▶ _TASK DESCRIPTION_: Report how many lines of the listing below include the word "ylabel". Give nothing but the number.

(Figure record listings)
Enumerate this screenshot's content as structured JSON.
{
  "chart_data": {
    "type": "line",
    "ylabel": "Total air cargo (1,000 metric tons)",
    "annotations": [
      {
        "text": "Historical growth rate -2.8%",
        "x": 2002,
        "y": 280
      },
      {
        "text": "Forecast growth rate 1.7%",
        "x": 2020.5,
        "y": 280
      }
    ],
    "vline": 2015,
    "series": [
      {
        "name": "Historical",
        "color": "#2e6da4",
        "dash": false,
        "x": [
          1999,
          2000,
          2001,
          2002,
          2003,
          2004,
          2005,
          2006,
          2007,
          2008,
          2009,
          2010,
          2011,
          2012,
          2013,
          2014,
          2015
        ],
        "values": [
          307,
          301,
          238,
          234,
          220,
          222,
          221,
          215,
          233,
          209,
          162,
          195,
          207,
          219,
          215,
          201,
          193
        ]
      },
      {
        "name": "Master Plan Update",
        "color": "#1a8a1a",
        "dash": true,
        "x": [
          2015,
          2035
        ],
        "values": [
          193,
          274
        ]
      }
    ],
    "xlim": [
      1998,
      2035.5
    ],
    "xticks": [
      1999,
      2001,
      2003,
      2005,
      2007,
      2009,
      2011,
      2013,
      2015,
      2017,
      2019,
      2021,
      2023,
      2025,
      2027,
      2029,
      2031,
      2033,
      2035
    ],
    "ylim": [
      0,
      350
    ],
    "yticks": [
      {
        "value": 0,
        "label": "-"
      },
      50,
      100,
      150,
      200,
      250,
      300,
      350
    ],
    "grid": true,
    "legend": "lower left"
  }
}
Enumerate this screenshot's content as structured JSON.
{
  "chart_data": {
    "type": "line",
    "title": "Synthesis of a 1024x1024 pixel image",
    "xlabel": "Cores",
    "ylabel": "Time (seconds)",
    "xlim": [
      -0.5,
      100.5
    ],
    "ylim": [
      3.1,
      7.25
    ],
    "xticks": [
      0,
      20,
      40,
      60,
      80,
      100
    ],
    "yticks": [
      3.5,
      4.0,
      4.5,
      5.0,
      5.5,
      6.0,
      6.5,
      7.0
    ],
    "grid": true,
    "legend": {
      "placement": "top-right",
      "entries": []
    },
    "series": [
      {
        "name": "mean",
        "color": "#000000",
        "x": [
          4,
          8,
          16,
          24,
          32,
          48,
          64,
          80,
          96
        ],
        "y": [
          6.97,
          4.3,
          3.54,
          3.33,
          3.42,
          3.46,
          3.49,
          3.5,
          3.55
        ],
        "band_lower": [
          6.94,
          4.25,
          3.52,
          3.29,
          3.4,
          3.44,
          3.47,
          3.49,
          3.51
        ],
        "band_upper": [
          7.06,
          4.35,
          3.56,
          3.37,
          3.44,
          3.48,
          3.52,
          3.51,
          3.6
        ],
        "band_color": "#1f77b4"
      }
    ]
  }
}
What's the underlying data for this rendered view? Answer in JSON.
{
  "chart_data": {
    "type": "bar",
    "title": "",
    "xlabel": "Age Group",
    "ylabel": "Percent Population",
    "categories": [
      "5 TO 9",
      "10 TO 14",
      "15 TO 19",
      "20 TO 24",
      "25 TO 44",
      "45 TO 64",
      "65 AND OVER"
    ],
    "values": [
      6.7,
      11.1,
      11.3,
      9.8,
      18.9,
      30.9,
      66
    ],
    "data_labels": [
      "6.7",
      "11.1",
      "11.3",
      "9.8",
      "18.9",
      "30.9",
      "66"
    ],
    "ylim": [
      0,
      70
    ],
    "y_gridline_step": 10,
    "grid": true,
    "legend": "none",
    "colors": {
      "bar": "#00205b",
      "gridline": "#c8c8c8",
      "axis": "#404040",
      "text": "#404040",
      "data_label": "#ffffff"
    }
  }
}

▶ _EXERCISE OUTPUT_: 3